## Work to complete
Pick out every line in the data below that holds "writer".

## Input rows
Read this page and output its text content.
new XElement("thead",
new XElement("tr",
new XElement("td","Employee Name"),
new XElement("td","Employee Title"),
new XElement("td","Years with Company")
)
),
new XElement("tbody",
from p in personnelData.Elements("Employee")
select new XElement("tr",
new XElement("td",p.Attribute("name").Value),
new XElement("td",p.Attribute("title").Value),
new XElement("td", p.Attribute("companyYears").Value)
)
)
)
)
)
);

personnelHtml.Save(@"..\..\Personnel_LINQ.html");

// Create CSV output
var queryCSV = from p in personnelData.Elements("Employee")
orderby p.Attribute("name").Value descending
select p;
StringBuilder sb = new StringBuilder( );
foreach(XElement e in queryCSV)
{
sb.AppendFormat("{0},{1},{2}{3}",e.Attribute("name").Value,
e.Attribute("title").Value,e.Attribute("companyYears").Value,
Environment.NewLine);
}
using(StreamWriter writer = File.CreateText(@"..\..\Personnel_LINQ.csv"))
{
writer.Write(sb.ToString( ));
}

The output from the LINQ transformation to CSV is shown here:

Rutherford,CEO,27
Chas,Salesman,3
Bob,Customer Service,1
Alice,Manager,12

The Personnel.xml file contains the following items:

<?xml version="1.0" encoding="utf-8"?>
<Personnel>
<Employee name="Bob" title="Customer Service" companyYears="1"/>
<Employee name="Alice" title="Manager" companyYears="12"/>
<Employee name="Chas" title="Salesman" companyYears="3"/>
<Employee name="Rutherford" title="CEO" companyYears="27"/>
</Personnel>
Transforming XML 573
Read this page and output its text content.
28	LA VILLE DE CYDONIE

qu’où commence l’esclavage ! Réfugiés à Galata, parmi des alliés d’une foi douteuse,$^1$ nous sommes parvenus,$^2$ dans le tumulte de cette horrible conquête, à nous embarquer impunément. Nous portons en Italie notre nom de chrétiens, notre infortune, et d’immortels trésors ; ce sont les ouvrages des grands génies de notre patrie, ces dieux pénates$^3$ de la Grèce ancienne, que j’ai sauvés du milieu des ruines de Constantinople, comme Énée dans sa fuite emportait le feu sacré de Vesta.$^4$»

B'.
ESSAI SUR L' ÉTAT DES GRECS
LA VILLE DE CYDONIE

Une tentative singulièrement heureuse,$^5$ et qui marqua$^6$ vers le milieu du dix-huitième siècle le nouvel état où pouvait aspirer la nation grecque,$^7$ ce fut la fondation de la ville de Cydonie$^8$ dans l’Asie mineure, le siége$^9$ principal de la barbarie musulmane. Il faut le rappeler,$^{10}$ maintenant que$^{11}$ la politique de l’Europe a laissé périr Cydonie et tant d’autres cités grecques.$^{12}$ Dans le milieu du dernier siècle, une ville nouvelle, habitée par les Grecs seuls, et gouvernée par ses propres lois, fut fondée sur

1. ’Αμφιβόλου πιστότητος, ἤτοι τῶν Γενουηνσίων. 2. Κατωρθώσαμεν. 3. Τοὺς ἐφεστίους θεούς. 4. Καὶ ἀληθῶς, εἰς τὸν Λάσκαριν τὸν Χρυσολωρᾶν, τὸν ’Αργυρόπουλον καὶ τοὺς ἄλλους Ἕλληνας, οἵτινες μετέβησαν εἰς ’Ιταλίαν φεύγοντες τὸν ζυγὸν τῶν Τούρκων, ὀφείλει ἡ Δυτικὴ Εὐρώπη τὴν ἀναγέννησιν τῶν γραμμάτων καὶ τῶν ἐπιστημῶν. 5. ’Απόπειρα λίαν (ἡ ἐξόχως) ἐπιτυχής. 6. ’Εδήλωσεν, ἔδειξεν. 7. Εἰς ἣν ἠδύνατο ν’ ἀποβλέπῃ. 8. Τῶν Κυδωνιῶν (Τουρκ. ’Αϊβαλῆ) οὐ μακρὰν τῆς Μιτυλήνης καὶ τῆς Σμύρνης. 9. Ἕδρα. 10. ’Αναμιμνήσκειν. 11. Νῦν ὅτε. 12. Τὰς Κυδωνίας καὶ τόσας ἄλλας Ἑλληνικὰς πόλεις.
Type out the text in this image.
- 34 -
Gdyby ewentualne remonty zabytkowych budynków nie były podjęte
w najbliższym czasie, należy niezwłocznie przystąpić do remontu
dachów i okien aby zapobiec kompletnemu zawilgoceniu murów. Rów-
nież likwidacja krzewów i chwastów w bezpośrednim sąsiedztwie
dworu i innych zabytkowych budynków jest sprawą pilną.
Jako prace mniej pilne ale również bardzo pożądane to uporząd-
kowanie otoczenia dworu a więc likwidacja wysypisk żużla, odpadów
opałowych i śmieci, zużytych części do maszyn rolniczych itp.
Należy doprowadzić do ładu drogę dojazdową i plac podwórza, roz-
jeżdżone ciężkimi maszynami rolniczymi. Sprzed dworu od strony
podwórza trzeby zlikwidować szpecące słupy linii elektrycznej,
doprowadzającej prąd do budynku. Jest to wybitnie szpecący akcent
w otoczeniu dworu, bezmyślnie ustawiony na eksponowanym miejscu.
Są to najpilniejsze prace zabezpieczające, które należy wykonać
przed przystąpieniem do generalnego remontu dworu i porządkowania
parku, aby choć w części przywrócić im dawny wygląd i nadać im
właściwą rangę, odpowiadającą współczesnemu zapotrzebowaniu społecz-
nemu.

## Right answer
using(StreamWriter writer = File.CreateText(@"..\..\Personnel_LINQ.csv"))
writer.Write(sb.ToString( ));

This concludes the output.